Records from a collection
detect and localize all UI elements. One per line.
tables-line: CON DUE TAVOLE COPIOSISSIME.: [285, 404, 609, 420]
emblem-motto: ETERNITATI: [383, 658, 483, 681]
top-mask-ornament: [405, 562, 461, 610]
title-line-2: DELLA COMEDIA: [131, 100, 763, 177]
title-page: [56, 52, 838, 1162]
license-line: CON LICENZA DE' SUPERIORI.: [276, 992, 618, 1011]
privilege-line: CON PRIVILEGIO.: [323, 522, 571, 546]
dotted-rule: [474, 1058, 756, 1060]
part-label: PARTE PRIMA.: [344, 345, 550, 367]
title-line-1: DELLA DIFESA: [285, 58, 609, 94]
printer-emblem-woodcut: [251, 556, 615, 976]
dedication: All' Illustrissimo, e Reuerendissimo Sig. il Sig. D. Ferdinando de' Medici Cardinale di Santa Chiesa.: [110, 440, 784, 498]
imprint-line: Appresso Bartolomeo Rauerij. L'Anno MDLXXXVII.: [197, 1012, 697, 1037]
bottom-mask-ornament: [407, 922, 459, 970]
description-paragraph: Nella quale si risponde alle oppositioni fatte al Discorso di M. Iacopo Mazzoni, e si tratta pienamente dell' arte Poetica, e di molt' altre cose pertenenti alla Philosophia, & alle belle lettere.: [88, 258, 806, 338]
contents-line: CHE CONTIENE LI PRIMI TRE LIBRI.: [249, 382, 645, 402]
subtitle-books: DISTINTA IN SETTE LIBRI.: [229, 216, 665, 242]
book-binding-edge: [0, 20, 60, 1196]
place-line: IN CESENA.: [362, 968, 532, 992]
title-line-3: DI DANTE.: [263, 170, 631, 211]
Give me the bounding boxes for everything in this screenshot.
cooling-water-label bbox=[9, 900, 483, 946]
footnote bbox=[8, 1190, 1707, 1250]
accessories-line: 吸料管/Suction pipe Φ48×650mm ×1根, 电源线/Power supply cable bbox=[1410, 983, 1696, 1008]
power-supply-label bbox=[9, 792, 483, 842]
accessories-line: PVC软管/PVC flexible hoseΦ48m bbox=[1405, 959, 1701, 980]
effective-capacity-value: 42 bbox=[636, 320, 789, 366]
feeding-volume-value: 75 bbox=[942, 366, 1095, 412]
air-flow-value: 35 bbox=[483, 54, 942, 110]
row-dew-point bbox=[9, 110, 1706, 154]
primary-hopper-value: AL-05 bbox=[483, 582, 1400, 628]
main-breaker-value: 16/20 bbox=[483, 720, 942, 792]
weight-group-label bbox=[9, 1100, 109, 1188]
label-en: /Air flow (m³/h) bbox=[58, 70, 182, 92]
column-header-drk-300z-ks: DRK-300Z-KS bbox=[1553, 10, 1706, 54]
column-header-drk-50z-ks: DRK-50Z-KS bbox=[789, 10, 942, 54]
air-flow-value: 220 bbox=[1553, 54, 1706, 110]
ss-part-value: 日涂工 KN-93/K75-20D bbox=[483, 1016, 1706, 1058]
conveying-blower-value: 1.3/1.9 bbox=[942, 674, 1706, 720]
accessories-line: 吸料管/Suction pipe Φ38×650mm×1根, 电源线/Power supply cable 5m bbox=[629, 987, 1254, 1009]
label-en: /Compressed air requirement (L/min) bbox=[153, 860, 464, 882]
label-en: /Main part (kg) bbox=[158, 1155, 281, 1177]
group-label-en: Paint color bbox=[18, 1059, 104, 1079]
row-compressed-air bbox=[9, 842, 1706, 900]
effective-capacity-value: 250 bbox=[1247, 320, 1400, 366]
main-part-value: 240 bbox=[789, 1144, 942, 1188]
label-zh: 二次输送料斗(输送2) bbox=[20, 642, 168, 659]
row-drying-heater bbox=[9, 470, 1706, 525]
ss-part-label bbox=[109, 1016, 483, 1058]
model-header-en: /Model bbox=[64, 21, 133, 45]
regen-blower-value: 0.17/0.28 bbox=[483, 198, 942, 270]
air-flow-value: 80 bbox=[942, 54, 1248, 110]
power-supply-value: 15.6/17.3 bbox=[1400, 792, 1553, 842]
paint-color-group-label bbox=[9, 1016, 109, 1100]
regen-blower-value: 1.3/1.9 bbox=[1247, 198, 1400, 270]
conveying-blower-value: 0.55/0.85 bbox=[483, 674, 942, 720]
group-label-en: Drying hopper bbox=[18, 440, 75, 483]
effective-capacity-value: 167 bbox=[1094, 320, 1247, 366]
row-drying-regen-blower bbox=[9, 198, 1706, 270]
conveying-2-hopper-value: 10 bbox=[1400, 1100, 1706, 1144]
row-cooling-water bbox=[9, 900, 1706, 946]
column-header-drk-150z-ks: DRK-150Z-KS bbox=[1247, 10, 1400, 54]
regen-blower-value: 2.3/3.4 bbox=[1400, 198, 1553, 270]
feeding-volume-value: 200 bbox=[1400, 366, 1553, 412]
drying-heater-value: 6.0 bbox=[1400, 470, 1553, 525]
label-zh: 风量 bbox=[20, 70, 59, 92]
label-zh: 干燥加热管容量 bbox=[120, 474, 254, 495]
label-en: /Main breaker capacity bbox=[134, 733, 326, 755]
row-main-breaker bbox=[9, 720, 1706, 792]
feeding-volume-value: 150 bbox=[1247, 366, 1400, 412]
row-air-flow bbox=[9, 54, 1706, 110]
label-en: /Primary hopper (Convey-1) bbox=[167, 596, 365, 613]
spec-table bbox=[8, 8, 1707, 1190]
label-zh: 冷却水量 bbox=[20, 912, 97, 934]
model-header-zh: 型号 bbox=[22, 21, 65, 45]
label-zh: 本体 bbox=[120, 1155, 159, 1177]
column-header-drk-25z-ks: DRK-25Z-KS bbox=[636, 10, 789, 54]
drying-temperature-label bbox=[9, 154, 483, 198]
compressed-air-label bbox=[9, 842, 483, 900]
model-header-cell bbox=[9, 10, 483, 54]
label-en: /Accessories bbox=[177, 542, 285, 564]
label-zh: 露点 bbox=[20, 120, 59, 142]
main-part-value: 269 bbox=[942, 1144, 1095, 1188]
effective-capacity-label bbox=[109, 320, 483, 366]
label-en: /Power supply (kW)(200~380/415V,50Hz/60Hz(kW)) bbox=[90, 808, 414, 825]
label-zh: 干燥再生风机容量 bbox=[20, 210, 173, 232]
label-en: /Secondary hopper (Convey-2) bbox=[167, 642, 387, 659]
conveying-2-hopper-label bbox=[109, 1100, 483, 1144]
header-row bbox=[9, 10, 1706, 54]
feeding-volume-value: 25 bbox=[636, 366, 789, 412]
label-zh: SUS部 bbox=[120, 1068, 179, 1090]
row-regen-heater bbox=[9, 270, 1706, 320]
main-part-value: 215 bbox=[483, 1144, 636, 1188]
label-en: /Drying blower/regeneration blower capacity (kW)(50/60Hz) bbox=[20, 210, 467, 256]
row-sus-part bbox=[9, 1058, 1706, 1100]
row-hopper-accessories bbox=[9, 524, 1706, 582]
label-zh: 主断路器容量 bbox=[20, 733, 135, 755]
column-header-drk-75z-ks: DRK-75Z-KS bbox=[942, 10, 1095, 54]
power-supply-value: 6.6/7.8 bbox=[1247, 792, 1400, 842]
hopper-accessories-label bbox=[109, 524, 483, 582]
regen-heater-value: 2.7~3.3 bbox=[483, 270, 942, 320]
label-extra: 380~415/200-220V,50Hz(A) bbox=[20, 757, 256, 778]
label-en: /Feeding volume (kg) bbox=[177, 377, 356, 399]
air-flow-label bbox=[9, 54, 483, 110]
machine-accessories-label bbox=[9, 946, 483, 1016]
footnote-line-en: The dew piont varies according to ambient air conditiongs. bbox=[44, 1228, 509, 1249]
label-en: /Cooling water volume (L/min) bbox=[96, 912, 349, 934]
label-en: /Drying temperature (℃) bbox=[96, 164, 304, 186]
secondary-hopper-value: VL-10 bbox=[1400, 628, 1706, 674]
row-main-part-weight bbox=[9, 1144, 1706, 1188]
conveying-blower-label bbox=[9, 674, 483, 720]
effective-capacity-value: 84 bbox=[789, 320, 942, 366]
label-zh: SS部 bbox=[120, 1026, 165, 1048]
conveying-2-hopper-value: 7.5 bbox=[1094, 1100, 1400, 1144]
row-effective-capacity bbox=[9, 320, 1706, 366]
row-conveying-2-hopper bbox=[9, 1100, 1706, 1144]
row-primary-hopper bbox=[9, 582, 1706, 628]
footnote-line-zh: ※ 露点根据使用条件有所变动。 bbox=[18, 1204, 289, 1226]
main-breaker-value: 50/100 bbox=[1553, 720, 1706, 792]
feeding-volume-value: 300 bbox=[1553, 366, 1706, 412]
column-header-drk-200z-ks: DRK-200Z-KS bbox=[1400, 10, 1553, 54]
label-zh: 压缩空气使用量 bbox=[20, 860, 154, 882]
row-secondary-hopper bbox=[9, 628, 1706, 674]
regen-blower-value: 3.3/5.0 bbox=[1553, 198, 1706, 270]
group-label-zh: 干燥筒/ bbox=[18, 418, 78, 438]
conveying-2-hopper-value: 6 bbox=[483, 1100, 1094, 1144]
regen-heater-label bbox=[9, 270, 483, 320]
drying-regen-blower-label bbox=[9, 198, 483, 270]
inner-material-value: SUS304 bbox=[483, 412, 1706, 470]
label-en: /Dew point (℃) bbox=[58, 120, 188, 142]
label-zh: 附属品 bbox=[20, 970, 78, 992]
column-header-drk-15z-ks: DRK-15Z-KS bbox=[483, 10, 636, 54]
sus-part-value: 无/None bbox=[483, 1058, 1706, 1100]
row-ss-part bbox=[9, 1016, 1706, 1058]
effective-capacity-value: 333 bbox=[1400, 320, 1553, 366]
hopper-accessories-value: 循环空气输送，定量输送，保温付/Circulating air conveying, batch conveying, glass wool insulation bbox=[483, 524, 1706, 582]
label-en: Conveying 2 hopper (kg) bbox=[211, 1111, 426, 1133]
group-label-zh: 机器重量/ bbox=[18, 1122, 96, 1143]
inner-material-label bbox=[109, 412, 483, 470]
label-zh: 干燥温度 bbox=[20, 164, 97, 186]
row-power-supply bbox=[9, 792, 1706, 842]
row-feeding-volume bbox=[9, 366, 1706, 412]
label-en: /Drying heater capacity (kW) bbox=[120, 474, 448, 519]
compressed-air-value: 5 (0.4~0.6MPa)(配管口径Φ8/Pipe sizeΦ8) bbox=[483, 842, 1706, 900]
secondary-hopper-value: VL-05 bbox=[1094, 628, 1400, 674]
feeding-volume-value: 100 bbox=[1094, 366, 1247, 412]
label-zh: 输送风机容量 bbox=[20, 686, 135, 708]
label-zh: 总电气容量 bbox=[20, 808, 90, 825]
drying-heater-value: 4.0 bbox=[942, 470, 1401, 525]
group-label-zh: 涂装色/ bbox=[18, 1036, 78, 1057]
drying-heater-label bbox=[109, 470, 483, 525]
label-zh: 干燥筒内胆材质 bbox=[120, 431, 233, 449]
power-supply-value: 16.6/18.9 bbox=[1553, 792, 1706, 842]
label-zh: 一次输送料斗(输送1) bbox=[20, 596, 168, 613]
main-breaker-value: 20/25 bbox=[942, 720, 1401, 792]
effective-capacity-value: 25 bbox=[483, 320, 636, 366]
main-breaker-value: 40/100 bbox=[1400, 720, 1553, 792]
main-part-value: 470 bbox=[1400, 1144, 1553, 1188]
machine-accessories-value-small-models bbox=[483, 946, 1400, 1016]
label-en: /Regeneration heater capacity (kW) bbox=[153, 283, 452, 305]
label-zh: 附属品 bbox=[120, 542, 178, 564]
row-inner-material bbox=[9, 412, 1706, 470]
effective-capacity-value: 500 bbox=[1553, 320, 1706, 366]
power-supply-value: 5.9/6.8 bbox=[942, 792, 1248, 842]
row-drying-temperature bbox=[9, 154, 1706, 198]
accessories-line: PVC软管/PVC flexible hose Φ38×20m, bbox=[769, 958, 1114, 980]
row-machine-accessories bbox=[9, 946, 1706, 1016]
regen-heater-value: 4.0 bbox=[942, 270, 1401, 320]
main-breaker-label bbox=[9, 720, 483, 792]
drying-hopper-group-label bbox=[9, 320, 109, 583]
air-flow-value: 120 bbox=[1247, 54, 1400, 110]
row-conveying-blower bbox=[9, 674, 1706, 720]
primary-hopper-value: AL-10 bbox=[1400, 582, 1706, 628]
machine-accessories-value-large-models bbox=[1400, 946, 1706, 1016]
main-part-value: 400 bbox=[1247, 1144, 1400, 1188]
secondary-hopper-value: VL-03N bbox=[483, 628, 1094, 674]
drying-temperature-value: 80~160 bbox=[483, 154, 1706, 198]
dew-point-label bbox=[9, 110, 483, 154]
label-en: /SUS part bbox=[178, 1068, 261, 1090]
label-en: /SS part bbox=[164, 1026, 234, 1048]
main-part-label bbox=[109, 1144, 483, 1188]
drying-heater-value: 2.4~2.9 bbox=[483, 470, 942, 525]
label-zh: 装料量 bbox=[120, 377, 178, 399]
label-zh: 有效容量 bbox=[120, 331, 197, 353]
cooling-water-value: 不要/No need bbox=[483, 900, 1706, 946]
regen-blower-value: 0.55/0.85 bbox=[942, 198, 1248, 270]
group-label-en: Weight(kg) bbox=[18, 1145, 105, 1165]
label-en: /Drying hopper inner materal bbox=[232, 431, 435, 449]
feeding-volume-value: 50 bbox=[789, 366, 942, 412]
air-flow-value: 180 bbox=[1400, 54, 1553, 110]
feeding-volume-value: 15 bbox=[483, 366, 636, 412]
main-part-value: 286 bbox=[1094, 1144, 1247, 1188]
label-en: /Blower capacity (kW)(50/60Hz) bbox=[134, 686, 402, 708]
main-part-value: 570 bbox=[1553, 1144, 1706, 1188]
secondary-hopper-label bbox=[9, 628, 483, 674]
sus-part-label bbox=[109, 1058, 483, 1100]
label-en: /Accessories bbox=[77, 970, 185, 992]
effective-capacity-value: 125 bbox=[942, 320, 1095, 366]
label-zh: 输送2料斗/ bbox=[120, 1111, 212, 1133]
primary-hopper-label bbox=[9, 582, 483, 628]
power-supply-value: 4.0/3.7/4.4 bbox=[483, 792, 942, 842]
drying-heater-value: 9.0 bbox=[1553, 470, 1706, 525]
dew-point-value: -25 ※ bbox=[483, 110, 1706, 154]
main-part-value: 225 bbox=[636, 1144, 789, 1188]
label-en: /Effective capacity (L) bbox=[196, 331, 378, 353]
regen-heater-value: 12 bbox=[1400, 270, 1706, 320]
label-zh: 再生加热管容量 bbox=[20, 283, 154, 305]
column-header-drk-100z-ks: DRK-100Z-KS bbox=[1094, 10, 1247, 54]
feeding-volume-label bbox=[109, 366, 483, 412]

• _Short exercise_: Starting at the first line and stopping after the line that contains "printer-emblem-woodcut: [251, 556, 615, 976]", write those lines again with "dotted-rule" swapped for "horizontal-rule" and everything else left unchanged.

• _In response_:
detect and localize all UI elements. One per line.
tables-line: CON DUE TAVOLE COPIOSISSIME.: [285, 404, 609, 420]
emblem-motto: ETERNITATI: [383, 658, 483, 681]
top-mask-ornament: [405, 562, 461, 610]
title-line-2: DELLA COMEDIA: [131, 100, 763, 177]
title-page: [56, 52, 838, 1162]
license-line: CON LICENZA DE' SUPERIORI.: [276, 992, 618, 1011]
privilege-line: CON PRIVILEGIO.: [323, 522, 571, 546]
horizontal-rule: [474, 1058, 756, 1060]
part-label: PARTE PRIMA.: [344, 345, 550, 367]
title-line-1: DELLA DIFESA: [285, 58, 609, 94]
printer-emblem-woodcut: [251, 556, 615, 976]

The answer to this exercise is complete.